### Exercise
Return the count of lines that mention "waves", with no other words.

○ ○ ○ ○ ○

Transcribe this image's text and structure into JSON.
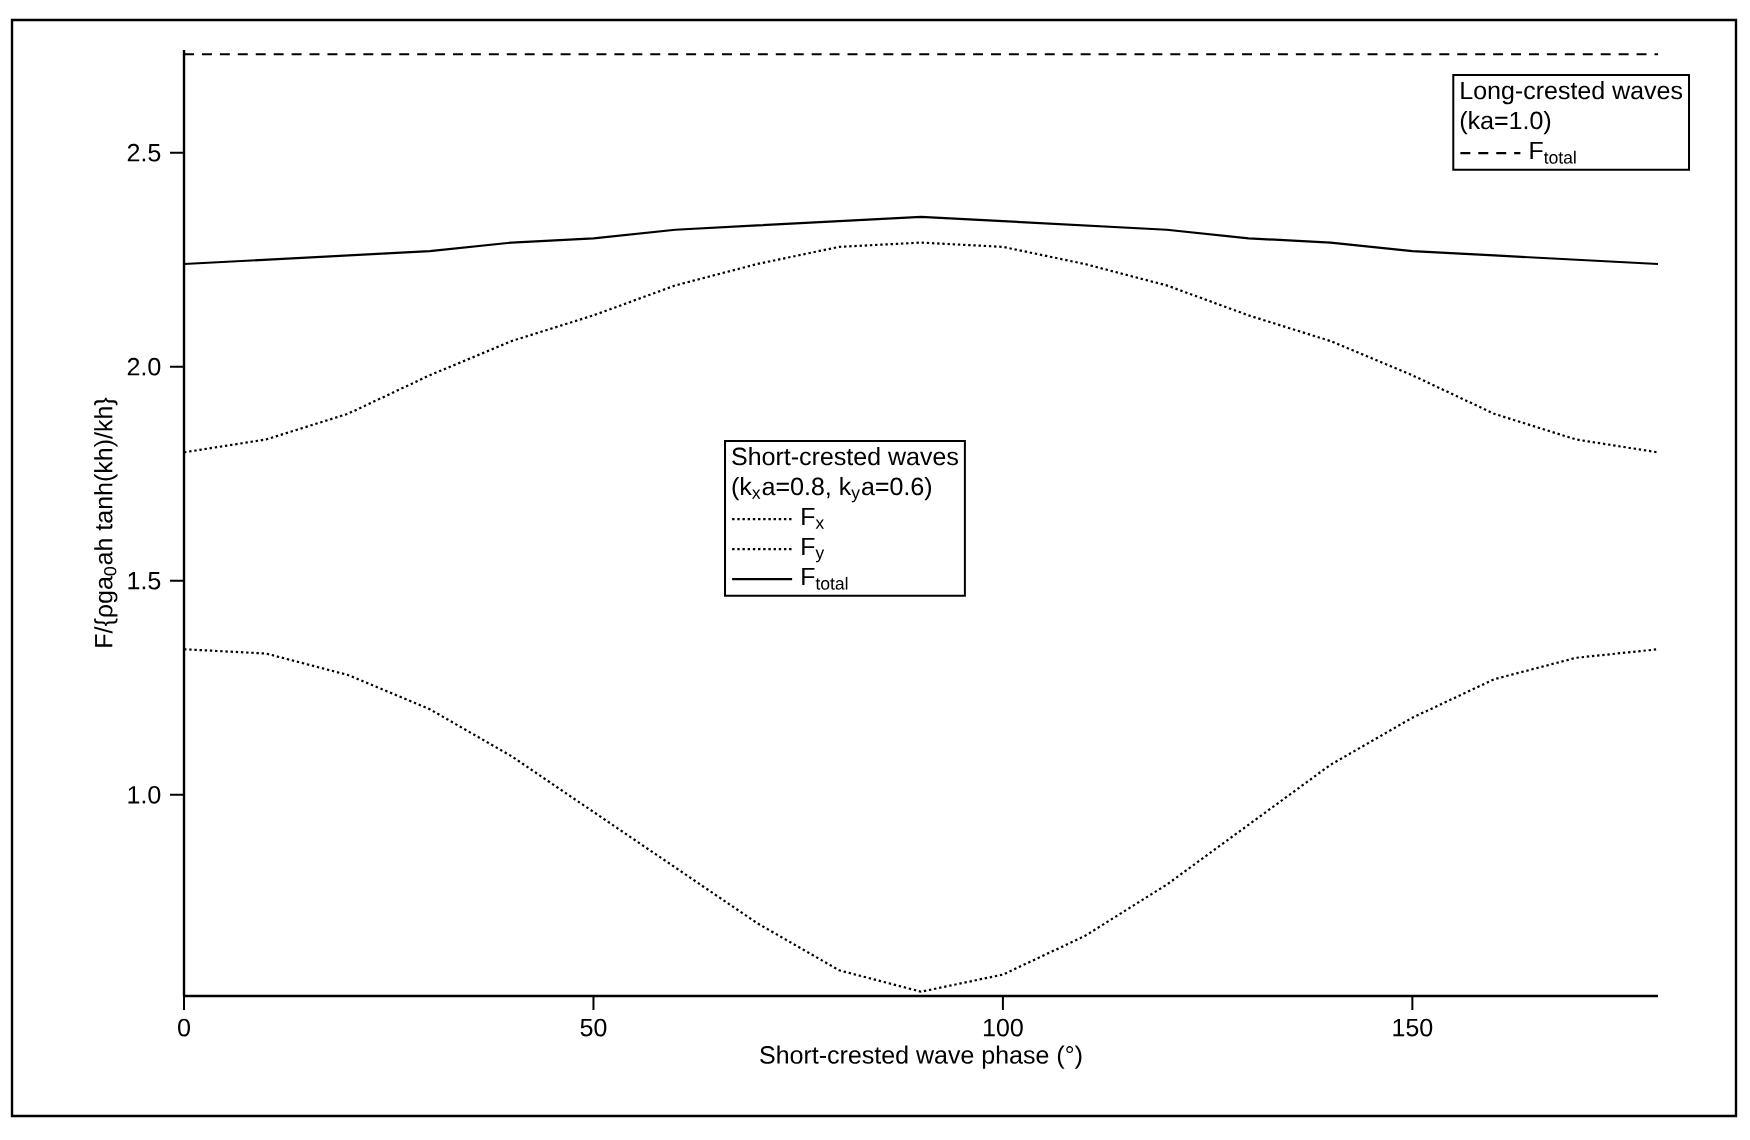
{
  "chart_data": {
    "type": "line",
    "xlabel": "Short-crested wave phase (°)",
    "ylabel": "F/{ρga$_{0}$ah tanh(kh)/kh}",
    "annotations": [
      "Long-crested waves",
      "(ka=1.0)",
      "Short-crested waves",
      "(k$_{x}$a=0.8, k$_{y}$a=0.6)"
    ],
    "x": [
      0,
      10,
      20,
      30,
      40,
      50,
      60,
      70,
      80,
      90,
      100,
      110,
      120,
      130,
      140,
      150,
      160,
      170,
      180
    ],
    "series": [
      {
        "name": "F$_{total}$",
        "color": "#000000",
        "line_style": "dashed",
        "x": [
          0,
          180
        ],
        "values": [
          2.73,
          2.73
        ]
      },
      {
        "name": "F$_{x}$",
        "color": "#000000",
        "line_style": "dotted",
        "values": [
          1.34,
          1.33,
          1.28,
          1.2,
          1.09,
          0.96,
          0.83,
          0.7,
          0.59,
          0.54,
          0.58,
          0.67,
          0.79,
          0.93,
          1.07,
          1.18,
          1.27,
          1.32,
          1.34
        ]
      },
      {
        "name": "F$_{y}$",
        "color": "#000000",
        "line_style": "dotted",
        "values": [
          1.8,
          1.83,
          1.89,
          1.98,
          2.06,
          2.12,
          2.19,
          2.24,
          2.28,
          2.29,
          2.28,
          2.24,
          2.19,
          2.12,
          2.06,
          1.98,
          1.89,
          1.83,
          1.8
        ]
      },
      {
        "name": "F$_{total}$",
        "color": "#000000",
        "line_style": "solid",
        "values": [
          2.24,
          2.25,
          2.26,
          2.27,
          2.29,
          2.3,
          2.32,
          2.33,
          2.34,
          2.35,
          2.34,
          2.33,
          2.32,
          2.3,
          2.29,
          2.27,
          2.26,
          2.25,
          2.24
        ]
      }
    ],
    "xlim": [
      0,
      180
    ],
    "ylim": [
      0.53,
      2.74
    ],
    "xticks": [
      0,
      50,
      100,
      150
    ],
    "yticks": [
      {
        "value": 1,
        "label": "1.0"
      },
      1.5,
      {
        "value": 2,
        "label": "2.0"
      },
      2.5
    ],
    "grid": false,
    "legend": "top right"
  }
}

○ ○ ○ ○ ○

### Answer
2